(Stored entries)
________
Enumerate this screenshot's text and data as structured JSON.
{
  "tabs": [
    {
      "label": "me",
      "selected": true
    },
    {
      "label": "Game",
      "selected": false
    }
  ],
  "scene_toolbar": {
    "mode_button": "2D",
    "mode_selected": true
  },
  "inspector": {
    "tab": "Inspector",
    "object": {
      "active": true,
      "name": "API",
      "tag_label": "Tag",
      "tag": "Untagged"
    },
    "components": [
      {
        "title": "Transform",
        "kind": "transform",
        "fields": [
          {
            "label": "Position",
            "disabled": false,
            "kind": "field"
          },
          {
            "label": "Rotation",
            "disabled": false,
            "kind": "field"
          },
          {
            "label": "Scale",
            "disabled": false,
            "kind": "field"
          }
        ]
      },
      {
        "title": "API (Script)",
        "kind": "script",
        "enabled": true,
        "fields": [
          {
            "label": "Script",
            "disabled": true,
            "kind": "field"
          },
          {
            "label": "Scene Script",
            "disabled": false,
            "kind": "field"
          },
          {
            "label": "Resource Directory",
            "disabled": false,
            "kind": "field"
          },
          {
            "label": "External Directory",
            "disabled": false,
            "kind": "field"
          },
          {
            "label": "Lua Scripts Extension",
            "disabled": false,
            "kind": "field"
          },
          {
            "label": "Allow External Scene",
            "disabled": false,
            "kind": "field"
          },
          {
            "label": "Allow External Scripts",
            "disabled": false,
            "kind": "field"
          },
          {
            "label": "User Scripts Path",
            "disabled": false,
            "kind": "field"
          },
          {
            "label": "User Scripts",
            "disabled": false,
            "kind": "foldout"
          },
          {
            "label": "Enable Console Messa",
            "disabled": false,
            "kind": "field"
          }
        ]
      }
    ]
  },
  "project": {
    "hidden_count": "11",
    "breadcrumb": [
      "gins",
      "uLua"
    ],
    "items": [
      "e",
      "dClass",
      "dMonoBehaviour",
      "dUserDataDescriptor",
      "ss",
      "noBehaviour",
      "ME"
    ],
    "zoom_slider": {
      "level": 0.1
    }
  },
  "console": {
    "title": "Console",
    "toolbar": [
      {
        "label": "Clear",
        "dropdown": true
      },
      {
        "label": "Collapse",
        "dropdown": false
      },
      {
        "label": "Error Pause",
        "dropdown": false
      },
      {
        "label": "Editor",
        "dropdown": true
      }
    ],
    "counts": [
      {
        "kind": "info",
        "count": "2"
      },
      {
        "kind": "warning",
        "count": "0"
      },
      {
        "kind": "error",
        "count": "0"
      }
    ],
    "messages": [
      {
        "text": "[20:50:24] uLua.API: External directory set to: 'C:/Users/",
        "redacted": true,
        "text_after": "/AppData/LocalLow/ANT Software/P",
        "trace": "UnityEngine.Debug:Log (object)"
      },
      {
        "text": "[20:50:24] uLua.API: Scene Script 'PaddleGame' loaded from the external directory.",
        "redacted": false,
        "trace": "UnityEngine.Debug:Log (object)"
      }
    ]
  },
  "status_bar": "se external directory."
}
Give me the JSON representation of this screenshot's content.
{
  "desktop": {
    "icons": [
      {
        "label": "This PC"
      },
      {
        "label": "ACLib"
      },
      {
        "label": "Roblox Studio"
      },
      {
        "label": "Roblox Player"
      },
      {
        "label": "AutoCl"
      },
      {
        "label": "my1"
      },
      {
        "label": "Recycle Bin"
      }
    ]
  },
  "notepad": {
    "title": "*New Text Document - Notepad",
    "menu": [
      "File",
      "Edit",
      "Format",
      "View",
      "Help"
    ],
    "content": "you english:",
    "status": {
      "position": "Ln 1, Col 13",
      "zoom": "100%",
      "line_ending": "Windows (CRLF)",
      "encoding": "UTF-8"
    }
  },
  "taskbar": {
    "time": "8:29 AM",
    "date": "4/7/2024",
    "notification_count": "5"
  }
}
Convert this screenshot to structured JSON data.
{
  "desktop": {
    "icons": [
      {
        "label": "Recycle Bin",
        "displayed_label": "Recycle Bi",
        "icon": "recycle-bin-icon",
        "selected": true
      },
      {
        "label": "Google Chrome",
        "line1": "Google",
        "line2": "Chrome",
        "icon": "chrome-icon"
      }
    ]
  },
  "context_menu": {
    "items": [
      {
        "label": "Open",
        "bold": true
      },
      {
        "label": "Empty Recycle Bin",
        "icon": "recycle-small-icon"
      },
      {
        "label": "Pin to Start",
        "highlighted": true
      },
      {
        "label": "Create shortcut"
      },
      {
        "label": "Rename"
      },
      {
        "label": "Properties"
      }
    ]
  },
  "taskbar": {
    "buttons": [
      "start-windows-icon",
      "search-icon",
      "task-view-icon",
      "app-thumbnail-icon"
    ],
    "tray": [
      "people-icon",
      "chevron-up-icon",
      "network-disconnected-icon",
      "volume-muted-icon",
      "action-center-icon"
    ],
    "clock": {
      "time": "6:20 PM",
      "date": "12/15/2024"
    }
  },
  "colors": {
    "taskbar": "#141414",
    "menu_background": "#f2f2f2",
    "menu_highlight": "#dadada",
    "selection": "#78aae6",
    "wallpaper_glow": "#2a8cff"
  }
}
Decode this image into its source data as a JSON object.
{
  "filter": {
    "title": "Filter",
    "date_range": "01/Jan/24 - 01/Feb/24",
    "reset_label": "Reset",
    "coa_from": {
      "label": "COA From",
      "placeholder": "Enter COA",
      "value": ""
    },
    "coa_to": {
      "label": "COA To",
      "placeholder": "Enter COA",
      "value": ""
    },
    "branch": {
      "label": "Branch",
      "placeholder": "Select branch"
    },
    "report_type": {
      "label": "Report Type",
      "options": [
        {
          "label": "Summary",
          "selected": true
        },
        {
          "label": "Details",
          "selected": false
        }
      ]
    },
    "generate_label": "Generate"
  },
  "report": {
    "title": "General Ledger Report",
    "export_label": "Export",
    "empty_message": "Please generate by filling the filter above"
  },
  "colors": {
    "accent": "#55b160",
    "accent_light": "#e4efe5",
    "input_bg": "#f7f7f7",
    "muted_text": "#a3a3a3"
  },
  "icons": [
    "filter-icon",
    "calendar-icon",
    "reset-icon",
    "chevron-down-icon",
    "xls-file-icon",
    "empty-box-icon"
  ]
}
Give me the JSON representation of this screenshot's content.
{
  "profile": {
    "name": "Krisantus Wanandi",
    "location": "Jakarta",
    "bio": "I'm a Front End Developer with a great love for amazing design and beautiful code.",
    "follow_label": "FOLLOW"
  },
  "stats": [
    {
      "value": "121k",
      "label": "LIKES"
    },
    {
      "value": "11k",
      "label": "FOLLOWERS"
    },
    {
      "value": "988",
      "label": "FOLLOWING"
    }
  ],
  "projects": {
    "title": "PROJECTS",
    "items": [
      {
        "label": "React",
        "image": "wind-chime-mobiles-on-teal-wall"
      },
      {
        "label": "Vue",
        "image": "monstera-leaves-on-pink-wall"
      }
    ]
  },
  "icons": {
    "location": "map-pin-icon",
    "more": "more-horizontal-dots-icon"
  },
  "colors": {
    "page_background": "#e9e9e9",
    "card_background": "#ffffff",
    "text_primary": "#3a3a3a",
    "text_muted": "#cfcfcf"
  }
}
________
• [CHALLENGE]
Output the entries exactly.

• [ANSWER TO THE TASK]
Enumerate this screenshot's text and data as structured JSON.
{
  "tabs": [
    {
      "label": "me",
      "selected": true
    },
    {
      "label": "Game",
      "selected": false
    }
  ],
  "scene_toolbar": {
    "mode_button": "2D",
    "mode_selected": true
  },
  "inspector": {
    "tab": "Inspector",
    "object": {
      "active": true,
      "name": "API",
      "tag_label": "Tag",
      "tag": "Untagged"
    },
    "components": [
      {
        "title": "Transform",
        "kind": "transform",
        "fields": [
          {
            "label": "Position",
            "disabled": false,
            "kind": "field"
          },
          {
            "label": "Rotation",
            "disabled": false,
            "kind": "field"
          },
          {
            "label": "Scale",
            "disabled": false,
            "kind": "field"
          }
        ]
      },
      {
        "title": "API (Script)",
        "kind": "script",
        "enabled": true,
        "fields": [
          {
            "label": "Script",
            "disabled": true,
            "kind": "field"
          },
          {
            "label": "Scene Script",
            "disabled": false,
            "kind": "field"
          },
          {
            "label": "Resource Directory",
            "disabled": false,
            "kind": "field"
          },
          {
            "label": "External Directory",
            "disabled": false,
            "kind": "field"
          },
          {
            "label": "Lua Scripts Extension",
            "disabled": false,
            "kind": "field"
          },
          {
            "label": "Allow External Scene",
            "disabled": false,
            "kind": "field"
          },
          {
            "label": "Allow External Scripts",
            "disabled": false,
            "kind": "field"
          },
          {
            "label": "User Scripts Path",
            "disabled": false,
            "kind": "field"
          },
          {
            "label": "User Scripts",
            "disabled": false,
            "kind": "foldout"
          },
          {
            "label": "Enable Console Messa",
            "disabled": false,
            "kind": "field"
          }
        ]
      }
    ]
  },
  "project": {
    "hidden_count": "11",
    "breadcrumb": [
      "gins",
      "uLua"
    ],
    "items": [
      "e",
      "dClass",
      "dMonoBehaviour",
      "dUserDataDescriptor",
      "ss",
      "noBehaviour",
      "ME"
    ],
    "zoom_slider": {
      "level": 0.1
    }
  },
  "console": {
    "title": "Console",
    "toolbar": [
      {
        "label": "Clear",
        "dropdown": true
      },
      {
        "label": "Collapse",
        "dropdown": false
      },
      {
        "label": "Error Pause",
        "dropdown": false
      },
      {
        "label": "Editor",
        "dropdown": true
      }
    ],
    "counts": [
      {
        "kind": "info",
        "count": "2"
      },
      {
        "kind": "warning",
        "count": "0"
      },
      {
        "kind": "error",
        "count": "0"
      }
    ],
    "messages": [
      {
        "text": "[20:50:24] uLua.API: External directory set to: 'C:/Users/",
        "redacted": true,
        "text_after": "/AppData/LocalLow/ANT Software/P",
        "trace": "UnityEngine.Debug:Log (object)"
      },
      {
        "text": "[20:50:24] uLua.API: Scene Script 'PaddleGame' loaded from the external directory.",
        "redacted": false,
        "trace": "UnityEngine.Debug:Log (object)"
      }
    ]
  },
  "status_bar": "se external directory."
}
Give me the JSON representation of this screenshot's content.
{
  "desktop": {
    "icons": [
      {
        "label": "This PC"
      },
      {
        "label": "ACLib"
      },
      {
        "label": "Roblox Studio"
      },
      {
        "label": "Roblox Player"
      },
      {
        "label": "AutoCl"
      },
      {
        "label": "my1"
      },
      {
        "label": "Recycle Bin"
      }
    ]
  },
  "notepad": {
    "title": "*New Text Document - Notepad",
    "menu": [
      "File",
      "Edit",
      "Format",
      "View",
      "Help"
    ],
    "content": "you english:",
    "status": {
      "position": "Ln 1, Col 13",
      "zoom": "100%",
      "line_ending": "Windows (CRLF)",
      "encoding": "UTF-8"
    }
  },
  "taskbar": {
    "time": "8:29 AM",
    "date": "4/7/2024",
    "notification_count": "5"
  }
}
Convert this screenshot to structured JSON data.
{
  "desktop": {
    "icons": [
      {
        "label": "Recycle Bin",
        "displayed_label": "Recycle Bi",
        "icon": "recycle-bin-icon",
        "selected": true
      },
      {
        "label": "Google Chrome",
        "line1": "Google",
        "line2": "Chrome",
        "icon": "chrome-icon"
      }
    ]
  },
  "context_menu": {
    "items": [
      {
        "label": "Open",
        "bold": true
      },
      {
        "label": "Empty Recycle Bin",
        "icon": "recycle-small-icon"
      },
      {
        "label": "Pin to Start",
        "highlighted": true
      },
      {
        "label": "Create shortcut"
      },
      {
        "label": "Rename"
      },
      {
        "label": "Properties"
      }
    ]
  },
  "taskbar": {
    "buttons": [
      "start-windows-icon",
      "search-icon",
      "task-view-icon",
      "app-thumbnail-icon"
    ],
    "tray": [
      "people-icon",
      "chevron-up-icon",
      "network-disconnected-icon",
      "volume-muted-icon",
      "action-center-icon"
    ],
    "clock": {
      "time": "6:20 PM",
      "date": "12/15/2024"
    }
  },
  "colors": {
    "taskbar": "#141414",
    "menu_background": "#f2f2f2",
    "menu_highlight": "#dadada",
    "selection": "#78aae6",
    "wallpaper_glow": "#2a8cff"
  }
}
Decode this image into its source data as a JSON object.
{
  "filter": {
    "title": "Filter",
    "date_range": "01/Jan/24 - 01/Feb/24",
    "reset_label": "Reset",
    "coa_from": {
      "label": "COA From",
      "placeholder": "Enter COA",
      "value": ""
    },
    "coa_to": {
      "label": "COA To",
      "placeholder": "Enter COA",
      "value": ""
    },
    "branch": {
      "label": "Branch",
      "placeholder": "Select branch"
    },
    "report_type": {
      "label": "Report Type",
      "options": [
        {
          "label": "Summary",
          "selected": true
        },
        {
          "label": "Details",
          "selected": false
        }
      ]
    },
    "generate_label": "Generate"
  },
  "report": {
    "title": "General Ledger Report",
    "export_label": "Export",
    "empty_message": "Please generate by filling the filter above"
  },
  "colors": {
    "accent": "#55b160",
    "accent_light": "#e4efe5",
    "input_bg": "#f7f7f7",
    "muted_text": "#a3a3a3"
  },
  "icons": [
    "filter-icon",
    "calendar-icon",
    "reset-icon",
    "chevron-down-icon",
    "xls-file-icon",
    "empty-box-icon"
  ]
}
Give me the JSON representation of this screenshot's content.
{
  "profile": {
    "name": "Krisantus Wanandi",
    "location": "Jakarta",
    "bio": "I'm a Front End Developer with a great love for amazing design and beautiful code.",
    "follow_label": "FOLLOW"
  },
  "stats": [
    {
      "value": "121k",
      "label": "LIKES"
    },
    {
      "value": "11k",
      "label": "FOLLOWERS"
    },
    {
      "value": "988",
      "label": "FOLLOWING"
    }
  ],
  "projects": {
    "title": "PROJECTS",
    "items": [
      {
        "label": "React",
        "image": "wind-chime-mobiles-on-teal-wall"
      },
      {
        "label": "Vue",
        "image": "monstera-leaves-on-pink-wall"
      }
    ]
  },
  "icons": {
    "location": "map-pin-icon",
    "more": "more-horizontal-dots-icon"
  },
  "colors": {
    "page_background": "#e9e9e9",
    "card_background": "#ffffff",
    "text_primary": "#3a3a3a",
    "text_muted": "#cfcfcf"
  }
}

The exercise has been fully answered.